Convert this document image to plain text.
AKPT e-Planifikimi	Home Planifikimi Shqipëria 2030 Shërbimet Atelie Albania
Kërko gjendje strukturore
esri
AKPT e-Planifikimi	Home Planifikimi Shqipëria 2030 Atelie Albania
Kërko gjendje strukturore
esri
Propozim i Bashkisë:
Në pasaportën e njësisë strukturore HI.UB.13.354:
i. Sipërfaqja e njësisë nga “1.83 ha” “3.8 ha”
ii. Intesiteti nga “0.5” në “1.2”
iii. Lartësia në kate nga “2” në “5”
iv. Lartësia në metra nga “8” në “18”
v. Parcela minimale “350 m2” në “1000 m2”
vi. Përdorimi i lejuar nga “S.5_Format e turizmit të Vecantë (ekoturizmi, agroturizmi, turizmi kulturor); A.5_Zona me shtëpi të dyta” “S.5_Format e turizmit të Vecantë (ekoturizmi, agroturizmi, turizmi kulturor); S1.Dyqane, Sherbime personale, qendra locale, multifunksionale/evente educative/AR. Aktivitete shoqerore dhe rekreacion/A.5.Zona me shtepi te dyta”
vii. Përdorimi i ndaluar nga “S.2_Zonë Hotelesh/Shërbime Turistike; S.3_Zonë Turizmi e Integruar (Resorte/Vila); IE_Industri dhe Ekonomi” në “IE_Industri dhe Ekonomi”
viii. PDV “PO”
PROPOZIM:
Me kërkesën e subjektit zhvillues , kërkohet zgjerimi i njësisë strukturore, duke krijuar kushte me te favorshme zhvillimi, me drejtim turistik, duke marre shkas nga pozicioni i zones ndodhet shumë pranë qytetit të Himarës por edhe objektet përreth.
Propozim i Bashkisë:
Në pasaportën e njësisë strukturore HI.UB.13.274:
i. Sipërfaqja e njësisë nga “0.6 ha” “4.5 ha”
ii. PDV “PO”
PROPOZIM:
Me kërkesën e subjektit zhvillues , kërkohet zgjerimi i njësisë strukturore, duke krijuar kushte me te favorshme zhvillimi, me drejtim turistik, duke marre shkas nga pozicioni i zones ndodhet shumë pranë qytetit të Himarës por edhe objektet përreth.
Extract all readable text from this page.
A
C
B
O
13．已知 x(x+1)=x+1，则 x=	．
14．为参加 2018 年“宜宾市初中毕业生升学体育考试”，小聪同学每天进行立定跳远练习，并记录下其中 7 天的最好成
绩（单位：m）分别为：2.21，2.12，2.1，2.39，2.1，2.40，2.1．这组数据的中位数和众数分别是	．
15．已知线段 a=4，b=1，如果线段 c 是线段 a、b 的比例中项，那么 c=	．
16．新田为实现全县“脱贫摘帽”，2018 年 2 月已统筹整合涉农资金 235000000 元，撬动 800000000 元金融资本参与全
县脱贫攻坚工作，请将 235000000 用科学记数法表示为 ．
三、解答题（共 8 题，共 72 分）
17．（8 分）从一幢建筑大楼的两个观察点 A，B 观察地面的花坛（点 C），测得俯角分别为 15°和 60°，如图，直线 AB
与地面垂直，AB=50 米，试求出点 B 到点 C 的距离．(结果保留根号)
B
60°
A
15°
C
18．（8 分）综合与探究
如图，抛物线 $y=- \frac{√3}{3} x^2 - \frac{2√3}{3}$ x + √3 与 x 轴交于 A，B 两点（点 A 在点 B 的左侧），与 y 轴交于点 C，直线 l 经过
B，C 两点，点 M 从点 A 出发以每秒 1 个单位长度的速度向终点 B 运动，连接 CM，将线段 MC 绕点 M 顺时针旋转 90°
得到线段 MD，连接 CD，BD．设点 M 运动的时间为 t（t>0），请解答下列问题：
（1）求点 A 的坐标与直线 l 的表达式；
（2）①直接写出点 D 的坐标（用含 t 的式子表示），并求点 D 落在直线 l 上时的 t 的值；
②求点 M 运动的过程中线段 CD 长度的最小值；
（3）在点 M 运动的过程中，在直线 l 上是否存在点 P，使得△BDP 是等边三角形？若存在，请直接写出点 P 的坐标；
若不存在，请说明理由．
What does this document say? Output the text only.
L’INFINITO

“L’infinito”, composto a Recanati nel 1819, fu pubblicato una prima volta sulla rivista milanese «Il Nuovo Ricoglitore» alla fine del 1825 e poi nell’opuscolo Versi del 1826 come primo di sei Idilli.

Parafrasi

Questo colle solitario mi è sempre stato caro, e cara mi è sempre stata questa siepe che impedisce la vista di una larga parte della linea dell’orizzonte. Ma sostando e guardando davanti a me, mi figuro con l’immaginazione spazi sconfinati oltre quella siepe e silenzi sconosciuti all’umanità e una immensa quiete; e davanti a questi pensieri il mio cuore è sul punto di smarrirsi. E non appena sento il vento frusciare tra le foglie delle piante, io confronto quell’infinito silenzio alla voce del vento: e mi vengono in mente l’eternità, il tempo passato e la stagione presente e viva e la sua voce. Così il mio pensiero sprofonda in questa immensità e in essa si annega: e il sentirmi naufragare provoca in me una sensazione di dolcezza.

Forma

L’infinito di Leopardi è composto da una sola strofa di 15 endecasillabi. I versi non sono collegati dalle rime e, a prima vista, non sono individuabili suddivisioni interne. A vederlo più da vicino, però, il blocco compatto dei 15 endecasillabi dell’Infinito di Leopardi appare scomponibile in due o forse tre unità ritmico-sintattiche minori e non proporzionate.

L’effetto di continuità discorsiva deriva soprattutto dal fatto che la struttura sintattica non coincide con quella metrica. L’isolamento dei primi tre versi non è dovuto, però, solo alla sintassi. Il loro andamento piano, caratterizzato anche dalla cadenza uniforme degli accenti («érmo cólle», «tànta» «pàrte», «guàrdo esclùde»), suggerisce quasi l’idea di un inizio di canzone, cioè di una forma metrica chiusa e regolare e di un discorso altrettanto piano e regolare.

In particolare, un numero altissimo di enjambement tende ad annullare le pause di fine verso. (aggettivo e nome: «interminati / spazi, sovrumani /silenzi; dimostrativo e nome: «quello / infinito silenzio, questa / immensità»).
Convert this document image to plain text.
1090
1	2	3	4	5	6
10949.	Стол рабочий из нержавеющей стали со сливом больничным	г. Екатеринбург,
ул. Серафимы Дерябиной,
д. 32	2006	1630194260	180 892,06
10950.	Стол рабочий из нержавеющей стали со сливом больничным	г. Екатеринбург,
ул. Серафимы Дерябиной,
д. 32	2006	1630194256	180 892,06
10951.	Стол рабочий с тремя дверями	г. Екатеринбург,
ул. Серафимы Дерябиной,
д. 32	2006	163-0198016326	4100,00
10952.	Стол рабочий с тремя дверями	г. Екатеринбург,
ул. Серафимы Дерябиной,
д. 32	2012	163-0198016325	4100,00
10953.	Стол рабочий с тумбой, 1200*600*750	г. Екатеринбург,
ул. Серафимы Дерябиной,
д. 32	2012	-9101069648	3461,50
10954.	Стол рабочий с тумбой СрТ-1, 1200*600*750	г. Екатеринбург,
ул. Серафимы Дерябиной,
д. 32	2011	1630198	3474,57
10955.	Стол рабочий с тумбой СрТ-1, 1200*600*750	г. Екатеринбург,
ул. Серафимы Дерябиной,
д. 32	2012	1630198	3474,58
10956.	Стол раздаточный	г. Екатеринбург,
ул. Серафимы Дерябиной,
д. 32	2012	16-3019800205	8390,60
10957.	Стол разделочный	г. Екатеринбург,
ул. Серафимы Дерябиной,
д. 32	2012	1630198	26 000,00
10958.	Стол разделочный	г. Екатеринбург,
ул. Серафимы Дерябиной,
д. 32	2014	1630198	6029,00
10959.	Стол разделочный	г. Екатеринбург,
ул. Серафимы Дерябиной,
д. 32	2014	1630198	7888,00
◆ ◆ ◆ ◆ ◆
Exercise prompt:
Within the material above, find the lines that contain the word "сливом"; copy them.

Answer to the exercise:
10949.	Стол рабочий из нержавеющей стали со сливом больничным	г. Екатеринбург,
10950.	Стол рабочий из нержавеющей стали со сливом больничным	г. Екатеринбург,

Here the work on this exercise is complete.